Pick every line with "探究二力平衡的条件" from the material below.

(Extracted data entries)
▽
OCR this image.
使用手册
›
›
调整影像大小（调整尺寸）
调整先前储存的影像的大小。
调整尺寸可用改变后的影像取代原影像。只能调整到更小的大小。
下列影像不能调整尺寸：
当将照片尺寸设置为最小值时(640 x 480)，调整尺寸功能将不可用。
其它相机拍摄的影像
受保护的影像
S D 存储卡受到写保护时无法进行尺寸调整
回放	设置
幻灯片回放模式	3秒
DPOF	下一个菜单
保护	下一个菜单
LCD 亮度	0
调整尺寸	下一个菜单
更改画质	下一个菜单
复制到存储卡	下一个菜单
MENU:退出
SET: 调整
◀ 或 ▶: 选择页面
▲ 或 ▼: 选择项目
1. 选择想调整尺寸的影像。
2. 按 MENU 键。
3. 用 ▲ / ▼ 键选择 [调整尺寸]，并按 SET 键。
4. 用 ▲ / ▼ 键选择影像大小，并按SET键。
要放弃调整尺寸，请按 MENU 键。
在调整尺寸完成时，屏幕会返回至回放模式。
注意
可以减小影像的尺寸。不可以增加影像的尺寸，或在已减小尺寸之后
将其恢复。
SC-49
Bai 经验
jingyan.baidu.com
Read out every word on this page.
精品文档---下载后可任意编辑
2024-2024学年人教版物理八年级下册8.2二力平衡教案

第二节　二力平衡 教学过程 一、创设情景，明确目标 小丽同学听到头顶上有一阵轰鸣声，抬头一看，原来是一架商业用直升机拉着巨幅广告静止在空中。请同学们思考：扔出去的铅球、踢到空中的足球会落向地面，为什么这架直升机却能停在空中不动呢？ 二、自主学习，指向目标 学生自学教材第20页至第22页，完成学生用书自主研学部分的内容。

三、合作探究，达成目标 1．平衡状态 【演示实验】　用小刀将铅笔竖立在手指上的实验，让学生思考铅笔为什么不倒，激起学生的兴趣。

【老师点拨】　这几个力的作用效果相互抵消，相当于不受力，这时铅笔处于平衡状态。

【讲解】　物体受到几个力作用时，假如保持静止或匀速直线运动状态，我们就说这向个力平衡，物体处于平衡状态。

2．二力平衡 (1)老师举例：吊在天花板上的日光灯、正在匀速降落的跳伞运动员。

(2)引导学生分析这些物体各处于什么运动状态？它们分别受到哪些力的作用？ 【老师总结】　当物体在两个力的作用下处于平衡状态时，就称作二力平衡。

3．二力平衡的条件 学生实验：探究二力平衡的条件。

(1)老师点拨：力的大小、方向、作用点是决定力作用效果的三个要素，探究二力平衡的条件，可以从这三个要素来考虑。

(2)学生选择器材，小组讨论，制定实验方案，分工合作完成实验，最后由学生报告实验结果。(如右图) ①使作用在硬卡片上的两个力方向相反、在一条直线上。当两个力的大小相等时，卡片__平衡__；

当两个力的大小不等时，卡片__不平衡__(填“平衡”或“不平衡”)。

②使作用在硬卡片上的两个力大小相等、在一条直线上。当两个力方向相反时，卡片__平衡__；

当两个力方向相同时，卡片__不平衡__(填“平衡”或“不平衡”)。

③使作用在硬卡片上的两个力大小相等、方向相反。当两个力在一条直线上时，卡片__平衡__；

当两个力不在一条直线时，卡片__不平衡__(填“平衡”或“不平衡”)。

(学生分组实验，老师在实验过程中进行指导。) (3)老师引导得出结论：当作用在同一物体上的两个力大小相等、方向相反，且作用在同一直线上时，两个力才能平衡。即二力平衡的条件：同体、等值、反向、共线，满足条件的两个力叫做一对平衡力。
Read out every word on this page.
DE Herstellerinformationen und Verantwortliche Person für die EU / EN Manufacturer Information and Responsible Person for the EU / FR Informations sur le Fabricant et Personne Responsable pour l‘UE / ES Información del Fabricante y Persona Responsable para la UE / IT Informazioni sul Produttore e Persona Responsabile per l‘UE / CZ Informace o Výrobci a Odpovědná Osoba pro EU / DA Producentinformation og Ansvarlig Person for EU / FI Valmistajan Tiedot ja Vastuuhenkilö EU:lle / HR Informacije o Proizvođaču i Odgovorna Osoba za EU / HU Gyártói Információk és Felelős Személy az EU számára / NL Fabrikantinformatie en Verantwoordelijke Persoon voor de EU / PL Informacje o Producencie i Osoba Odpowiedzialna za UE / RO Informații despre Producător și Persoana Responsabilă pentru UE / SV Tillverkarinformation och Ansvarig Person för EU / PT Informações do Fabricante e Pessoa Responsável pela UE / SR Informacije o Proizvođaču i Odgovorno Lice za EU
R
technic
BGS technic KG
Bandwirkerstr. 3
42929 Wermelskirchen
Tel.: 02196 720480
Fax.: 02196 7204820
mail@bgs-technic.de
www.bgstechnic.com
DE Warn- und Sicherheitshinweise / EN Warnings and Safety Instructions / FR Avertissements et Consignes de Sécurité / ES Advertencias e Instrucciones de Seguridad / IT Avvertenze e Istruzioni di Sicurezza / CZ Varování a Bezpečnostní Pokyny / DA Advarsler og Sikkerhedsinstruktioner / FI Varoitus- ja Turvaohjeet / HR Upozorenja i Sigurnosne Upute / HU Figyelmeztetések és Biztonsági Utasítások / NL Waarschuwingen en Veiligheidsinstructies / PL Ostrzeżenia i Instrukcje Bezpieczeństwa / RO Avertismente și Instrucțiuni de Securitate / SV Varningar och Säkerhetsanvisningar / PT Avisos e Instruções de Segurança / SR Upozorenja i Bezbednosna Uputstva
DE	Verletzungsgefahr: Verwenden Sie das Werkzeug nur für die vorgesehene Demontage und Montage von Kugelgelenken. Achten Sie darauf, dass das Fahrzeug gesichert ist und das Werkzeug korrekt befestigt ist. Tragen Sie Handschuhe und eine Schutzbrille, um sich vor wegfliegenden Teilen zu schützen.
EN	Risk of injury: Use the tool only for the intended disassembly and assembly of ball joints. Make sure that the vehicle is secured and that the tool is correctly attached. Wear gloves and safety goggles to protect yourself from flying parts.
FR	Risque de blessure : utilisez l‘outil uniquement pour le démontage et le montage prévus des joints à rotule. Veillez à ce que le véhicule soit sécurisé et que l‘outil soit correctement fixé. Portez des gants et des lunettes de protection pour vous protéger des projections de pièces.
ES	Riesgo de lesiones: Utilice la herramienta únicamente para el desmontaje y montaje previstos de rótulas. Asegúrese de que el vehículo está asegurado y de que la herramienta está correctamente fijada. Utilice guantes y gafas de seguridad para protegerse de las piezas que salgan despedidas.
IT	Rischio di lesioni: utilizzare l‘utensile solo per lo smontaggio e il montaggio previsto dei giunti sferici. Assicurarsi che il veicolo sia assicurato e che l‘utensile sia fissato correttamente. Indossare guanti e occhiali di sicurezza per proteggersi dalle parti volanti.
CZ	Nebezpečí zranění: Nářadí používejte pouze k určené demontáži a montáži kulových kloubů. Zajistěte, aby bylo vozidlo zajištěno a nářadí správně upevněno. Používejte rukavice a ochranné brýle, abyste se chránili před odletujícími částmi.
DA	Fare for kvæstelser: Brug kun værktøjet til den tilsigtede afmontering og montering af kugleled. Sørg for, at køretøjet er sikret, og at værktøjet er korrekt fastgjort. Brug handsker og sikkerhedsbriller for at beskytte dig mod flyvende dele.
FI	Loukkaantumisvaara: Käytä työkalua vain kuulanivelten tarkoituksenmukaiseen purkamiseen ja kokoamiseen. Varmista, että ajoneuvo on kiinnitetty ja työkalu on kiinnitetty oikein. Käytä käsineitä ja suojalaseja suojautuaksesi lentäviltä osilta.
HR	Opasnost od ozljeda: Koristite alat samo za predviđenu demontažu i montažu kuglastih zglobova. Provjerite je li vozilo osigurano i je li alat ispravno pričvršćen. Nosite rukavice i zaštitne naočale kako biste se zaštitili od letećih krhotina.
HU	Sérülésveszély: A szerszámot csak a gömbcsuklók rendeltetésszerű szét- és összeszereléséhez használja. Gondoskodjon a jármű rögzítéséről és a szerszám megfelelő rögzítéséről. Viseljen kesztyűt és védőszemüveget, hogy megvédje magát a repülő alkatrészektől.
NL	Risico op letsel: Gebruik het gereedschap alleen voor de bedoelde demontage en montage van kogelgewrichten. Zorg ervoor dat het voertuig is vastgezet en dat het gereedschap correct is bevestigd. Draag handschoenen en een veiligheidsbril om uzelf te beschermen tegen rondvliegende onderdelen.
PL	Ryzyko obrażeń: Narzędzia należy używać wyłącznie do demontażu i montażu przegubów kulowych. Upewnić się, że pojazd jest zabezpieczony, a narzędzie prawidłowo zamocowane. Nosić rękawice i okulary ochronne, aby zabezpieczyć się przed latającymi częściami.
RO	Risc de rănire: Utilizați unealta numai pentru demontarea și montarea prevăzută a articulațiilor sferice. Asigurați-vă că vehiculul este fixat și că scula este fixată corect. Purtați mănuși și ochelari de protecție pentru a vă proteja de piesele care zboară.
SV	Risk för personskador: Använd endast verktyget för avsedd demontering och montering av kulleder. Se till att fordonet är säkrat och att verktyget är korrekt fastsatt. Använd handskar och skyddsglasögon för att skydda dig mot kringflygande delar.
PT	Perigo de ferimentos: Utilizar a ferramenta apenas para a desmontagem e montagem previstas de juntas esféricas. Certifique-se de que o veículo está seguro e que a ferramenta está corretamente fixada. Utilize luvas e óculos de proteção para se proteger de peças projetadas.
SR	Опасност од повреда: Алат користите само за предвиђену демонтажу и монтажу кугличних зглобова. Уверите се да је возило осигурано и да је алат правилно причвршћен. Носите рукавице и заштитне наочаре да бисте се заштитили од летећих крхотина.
△
Final answer:
3．二力平衡的条件 学生实验：探究二力平衡的条件。
(1)老师点拨：力的大小、方向、作用点是决定力作用效果的三个要素，探究二力平衡的条件，可以从这三个要素来考虑。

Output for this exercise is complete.